## EXERCISE INSTRUCTIONS
Go through the material below and copy all lines with "shipping".

::: LISTED RECORDS

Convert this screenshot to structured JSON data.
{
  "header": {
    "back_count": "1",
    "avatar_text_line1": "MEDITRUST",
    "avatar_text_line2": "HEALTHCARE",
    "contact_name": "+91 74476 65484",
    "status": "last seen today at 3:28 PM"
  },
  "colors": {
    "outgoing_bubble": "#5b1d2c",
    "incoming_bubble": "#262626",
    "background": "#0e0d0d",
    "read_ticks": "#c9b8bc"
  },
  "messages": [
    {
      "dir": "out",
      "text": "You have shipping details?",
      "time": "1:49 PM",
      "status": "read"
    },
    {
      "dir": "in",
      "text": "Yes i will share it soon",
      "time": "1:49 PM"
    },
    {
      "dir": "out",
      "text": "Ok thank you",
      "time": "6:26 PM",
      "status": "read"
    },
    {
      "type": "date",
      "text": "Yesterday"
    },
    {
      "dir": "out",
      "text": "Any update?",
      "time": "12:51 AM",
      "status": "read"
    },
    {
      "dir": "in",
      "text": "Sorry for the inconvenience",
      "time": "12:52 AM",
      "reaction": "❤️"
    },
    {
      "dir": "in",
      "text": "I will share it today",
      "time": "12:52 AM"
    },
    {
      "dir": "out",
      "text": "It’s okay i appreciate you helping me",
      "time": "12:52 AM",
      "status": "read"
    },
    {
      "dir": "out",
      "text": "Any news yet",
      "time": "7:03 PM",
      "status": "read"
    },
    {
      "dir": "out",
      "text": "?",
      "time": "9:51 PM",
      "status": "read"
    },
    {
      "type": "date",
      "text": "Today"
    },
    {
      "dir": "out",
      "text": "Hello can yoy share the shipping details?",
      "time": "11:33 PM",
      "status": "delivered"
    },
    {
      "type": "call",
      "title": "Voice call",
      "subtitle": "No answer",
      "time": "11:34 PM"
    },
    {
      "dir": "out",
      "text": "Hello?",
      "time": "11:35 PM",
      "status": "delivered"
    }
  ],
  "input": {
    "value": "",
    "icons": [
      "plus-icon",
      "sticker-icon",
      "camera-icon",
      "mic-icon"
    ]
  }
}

::::::

## COMPLETED TASK
      "text": "You have shipping details?",
      "text": "Hello can yoy share the shipping details?",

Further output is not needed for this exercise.